(Problem statement) Extract each line where the string "JSON" shows up.

Dataset excerpt:
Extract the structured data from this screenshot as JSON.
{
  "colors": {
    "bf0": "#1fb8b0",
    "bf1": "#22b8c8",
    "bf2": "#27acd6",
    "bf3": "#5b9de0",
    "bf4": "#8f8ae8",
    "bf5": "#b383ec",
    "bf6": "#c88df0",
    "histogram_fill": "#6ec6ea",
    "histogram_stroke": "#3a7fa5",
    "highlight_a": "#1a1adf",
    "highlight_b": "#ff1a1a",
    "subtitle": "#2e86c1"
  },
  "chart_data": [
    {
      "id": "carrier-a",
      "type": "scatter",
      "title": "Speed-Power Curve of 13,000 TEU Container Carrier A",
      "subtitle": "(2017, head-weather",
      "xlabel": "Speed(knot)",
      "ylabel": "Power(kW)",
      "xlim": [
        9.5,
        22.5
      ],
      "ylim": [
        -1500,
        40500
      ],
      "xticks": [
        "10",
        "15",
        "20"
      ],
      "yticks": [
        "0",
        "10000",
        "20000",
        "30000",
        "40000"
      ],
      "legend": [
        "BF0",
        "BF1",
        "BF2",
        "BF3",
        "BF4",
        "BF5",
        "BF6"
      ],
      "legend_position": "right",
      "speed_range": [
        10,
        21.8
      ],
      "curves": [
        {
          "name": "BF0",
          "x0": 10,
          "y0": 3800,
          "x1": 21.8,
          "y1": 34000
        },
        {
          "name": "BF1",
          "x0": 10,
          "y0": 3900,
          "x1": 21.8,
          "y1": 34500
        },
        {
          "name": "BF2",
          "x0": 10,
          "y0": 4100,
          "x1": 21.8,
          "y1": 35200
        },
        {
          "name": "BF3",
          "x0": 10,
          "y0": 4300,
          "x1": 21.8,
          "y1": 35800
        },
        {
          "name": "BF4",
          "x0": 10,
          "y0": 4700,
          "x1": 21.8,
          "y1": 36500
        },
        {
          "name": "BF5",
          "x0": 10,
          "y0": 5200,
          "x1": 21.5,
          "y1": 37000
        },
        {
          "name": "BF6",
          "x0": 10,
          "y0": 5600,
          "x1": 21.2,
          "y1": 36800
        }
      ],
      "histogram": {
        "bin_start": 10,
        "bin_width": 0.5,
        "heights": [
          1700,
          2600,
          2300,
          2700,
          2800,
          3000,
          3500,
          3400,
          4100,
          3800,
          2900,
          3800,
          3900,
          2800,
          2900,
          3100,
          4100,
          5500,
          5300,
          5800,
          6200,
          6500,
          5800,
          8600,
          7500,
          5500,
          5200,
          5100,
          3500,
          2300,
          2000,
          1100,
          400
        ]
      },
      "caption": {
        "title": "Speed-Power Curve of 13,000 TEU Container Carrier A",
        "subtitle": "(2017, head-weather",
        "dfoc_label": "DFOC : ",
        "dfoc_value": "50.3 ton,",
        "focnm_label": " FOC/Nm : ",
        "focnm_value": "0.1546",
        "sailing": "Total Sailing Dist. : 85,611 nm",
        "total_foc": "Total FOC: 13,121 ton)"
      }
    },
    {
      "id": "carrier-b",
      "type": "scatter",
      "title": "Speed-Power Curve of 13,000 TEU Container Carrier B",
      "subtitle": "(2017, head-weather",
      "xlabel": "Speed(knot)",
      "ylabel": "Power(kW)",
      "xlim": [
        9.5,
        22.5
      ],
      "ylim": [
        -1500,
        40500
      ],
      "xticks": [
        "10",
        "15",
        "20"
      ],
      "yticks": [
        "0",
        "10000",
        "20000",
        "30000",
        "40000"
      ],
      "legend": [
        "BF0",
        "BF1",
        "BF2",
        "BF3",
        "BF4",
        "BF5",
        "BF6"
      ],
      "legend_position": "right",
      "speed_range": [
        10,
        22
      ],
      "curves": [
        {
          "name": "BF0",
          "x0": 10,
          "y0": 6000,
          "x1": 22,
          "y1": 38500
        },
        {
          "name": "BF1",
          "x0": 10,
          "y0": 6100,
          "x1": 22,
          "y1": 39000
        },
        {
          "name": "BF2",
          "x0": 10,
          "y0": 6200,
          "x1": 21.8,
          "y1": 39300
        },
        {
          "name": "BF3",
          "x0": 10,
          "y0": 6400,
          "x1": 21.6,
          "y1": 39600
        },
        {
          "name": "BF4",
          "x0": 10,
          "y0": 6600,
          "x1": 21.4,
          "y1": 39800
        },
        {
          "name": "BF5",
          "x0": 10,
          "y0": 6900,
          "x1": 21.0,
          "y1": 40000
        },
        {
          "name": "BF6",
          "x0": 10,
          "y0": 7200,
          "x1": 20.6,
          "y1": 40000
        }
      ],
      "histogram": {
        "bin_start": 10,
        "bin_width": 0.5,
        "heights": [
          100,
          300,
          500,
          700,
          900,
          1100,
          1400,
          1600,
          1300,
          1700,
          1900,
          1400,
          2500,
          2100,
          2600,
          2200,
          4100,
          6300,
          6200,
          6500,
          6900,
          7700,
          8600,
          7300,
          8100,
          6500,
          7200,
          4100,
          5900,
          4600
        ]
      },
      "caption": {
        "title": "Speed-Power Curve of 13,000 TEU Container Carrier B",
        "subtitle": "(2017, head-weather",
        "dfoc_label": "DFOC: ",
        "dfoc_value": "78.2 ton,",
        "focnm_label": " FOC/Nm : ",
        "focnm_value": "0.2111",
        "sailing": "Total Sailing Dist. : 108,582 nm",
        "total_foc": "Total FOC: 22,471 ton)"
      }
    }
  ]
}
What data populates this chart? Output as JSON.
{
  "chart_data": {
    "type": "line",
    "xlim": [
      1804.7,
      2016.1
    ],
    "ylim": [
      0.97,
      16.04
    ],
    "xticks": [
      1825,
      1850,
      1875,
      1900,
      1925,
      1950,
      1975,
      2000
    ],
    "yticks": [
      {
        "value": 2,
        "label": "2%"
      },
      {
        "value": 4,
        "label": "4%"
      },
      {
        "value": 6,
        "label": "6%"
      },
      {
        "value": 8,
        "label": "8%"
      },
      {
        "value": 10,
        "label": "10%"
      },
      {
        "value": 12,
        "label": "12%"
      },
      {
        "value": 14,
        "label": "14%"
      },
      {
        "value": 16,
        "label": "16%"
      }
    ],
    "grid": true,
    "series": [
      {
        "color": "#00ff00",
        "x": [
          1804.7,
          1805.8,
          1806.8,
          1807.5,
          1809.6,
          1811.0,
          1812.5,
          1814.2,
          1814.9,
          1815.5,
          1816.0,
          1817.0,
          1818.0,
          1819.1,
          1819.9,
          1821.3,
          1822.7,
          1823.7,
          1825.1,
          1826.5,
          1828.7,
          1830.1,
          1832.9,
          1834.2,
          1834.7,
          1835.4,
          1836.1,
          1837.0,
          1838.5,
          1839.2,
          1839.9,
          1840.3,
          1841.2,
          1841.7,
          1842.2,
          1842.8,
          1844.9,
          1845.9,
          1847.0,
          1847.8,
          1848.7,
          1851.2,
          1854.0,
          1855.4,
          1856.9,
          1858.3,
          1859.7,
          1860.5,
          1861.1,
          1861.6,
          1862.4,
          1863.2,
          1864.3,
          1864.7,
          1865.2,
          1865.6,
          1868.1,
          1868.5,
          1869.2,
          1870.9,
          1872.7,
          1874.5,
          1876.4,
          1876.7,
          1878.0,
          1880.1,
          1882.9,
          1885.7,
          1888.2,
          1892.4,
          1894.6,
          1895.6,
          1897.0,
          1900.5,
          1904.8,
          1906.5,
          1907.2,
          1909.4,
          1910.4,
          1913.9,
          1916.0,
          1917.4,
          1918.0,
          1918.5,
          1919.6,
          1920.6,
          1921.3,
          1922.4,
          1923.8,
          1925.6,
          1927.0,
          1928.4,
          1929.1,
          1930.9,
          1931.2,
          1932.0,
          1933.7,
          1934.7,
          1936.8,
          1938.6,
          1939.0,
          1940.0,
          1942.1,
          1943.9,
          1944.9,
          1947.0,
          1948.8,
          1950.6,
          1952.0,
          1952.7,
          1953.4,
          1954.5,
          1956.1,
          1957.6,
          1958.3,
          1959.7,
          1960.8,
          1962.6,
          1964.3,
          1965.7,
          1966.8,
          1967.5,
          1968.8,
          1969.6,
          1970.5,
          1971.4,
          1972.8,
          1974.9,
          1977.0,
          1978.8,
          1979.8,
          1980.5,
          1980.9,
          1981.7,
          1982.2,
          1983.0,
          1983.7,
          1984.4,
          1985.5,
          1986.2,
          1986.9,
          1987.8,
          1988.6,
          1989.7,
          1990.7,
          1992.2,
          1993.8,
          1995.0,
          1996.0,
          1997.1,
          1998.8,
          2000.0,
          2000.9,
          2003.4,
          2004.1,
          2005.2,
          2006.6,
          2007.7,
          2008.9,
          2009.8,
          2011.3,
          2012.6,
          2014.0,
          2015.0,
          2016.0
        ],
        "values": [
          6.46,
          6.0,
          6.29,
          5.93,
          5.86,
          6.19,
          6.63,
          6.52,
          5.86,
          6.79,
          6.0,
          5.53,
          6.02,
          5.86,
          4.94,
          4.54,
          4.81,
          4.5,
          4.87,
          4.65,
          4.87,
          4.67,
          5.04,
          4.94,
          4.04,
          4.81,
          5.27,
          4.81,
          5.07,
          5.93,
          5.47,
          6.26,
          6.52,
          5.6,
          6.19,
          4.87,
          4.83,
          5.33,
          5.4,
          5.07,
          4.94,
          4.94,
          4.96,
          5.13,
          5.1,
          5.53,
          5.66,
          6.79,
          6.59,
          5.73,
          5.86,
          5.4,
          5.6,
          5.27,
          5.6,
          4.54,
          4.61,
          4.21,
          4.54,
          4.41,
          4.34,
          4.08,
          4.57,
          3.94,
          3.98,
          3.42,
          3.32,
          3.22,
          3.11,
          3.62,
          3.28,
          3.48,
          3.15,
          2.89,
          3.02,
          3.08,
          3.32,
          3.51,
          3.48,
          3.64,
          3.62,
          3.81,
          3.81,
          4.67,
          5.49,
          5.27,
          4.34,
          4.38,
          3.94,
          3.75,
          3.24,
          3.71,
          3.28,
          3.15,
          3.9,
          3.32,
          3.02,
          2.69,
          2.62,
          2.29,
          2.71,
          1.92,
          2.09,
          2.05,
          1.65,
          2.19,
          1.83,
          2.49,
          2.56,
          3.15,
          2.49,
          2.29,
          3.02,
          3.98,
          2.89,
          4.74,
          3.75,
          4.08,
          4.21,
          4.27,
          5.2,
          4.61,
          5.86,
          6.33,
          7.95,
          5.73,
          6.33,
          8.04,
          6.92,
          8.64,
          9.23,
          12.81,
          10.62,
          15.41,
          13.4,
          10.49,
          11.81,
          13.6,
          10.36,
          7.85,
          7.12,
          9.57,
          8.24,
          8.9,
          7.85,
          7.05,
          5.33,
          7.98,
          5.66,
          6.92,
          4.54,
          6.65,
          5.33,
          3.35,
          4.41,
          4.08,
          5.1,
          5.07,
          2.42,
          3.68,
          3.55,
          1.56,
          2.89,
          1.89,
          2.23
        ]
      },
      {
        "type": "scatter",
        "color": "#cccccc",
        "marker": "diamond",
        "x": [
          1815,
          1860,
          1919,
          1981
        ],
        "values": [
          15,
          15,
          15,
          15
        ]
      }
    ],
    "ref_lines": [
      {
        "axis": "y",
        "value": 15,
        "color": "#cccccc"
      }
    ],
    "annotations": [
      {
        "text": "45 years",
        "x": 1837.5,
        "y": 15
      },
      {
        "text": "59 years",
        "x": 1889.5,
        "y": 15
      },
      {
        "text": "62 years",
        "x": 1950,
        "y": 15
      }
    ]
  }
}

(The reply)
Extract the structured data from this screenshot as JSON.
What data populates this chart? Output as JSON.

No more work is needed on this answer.